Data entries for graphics
* BEGIN *
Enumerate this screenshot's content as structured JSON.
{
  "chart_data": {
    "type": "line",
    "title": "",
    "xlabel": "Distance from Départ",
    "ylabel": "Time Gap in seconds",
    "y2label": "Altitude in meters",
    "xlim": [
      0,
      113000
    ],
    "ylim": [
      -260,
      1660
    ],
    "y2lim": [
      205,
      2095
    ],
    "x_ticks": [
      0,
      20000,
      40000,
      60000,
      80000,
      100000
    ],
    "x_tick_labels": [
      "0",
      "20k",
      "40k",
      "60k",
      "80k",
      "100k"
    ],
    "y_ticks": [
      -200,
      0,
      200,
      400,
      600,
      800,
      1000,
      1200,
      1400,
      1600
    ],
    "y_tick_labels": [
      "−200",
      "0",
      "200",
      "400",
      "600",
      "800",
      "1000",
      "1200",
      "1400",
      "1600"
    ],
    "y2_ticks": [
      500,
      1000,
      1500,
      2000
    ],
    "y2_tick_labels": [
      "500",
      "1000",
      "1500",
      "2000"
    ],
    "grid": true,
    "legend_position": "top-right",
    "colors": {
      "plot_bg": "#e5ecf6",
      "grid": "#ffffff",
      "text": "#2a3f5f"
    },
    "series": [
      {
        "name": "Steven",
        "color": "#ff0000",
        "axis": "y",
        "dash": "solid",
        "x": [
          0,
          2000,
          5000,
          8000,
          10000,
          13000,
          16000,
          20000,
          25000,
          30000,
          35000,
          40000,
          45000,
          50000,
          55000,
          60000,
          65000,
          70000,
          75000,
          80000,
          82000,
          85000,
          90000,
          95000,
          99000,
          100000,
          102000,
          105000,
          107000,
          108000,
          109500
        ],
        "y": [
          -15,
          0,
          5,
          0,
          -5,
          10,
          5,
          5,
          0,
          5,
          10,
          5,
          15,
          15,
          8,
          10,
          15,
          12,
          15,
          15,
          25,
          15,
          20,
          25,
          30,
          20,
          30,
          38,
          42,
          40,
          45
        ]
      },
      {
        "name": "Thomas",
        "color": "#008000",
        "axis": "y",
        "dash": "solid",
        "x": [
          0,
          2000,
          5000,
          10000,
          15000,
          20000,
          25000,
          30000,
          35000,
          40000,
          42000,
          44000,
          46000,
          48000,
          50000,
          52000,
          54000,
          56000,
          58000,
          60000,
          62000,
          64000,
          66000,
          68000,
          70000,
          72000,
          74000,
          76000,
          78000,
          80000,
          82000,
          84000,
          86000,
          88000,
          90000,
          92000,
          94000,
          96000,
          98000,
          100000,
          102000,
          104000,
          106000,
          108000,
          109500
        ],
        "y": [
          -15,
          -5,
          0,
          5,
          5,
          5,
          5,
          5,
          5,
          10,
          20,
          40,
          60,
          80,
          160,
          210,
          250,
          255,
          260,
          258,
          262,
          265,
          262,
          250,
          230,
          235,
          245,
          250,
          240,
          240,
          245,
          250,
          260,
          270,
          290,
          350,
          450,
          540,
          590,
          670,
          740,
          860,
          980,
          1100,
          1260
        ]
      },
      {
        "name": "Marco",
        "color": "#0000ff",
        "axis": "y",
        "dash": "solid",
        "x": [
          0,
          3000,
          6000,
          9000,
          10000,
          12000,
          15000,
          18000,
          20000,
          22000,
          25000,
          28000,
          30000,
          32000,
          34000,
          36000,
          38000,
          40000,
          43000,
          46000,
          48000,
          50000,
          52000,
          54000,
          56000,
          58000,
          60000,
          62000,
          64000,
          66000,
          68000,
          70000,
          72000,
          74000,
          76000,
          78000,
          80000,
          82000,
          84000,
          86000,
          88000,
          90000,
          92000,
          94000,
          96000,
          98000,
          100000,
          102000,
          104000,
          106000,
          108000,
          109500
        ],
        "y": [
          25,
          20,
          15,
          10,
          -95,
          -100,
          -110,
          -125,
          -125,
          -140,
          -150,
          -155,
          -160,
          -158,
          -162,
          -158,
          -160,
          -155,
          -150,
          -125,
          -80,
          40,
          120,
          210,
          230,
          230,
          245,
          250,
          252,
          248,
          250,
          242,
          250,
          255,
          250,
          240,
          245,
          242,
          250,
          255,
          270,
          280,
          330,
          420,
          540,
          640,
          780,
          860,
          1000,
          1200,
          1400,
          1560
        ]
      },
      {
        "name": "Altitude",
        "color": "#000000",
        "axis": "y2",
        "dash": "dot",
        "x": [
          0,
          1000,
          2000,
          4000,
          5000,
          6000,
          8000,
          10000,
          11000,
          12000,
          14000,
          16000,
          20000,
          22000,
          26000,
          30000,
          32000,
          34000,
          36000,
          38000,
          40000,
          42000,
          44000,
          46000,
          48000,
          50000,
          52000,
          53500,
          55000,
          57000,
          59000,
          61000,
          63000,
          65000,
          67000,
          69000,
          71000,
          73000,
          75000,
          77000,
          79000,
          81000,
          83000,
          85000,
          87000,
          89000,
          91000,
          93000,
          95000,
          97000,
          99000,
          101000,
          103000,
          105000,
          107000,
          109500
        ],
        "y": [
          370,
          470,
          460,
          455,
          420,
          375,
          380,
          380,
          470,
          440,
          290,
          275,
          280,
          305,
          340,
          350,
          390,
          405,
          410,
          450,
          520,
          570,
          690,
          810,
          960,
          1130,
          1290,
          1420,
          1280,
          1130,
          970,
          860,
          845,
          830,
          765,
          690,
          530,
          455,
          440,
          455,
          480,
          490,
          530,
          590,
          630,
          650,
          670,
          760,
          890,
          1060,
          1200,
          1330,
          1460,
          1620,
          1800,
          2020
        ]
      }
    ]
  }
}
* END *
EXERCISE DIRECTIONS: All lines in the data that contain the word "Altitude" should be copied.

SOLUTION FOR THIS PROBLEM:
    "y2label": "Altitude in meters",
        "name": "Altitude",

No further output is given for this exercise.